» **Material for this task**:

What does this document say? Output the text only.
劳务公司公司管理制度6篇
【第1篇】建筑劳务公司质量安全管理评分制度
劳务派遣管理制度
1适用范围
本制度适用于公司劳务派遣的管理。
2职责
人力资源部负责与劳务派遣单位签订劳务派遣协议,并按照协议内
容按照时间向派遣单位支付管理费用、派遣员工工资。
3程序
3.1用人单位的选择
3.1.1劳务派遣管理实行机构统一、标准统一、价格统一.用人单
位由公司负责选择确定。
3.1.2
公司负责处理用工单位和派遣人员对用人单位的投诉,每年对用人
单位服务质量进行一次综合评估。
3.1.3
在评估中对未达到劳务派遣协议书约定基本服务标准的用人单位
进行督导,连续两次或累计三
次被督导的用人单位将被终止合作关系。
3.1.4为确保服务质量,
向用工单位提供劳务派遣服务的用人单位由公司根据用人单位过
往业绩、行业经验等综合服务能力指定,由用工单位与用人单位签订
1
==
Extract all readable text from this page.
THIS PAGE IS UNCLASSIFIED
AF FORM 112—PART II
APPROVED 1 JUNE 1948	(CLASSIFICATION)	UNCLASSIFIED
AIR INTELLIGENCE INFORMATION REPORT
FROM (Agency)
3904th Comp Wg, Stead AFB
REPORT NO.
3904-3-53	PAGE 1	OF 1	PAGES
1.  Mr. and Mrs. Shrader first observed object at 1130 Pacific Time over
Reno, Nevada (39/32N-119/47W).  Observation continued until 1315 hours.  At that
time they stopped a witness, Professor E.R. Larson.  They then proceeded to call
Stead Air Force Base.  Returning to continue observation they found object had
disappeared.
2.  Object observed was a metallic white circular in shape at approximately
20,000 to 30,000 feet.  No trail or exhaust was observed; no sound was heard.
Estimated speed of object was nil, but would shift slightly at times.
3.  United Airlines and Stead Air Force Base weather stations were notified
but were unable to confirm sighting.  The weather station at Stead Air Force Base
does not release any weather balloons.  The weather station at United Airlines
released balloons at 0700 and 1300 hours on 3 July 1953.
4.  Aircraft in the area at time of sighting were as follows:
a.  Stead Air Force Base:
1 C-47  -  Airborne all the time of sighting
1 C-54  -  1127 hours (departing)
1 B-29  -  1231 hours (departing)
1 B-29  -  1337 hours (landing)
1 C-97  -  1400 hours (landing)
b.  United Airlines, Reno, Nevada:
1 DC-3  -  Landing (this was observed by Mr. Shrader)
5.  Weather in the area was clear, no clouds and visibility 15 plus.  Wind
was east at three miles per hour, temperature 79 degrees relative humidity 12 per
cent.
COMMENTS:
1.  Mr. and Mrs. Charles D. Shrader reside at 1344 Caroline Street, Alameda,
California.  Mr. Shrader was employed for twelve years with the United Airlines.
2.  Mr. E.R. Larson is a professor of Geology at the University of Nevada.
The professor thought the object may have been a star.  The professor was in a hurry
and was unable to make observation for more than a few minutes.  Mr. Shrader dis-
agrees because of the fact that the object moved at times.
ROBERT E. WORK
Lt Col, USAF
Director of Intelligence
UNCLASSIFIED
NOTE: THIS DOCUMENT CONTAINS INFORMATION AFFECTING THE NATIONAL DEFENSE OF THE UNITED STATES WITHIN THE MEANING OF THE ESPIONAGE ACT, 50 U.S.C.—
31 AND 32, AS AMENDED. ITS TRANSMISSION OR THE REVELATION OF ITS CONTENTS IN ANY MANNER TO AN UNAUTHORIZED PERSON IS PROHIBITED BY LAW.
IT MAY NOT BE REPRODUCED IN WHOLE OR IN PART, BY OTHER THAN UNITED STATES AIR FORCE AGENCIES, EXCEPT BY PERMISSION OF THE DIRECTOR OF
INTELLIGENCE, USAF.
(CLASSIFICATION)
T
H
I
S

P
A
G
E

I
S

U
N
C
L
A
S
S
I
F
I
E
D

» **What to produce**:
Pull every line containing "that" out of the records.

» **Exercise result**:
Reno, Nevada (39/32N-119/47W).  Observation continued until 1315 hours.  At that
agrees because of the fact that the object moved at times.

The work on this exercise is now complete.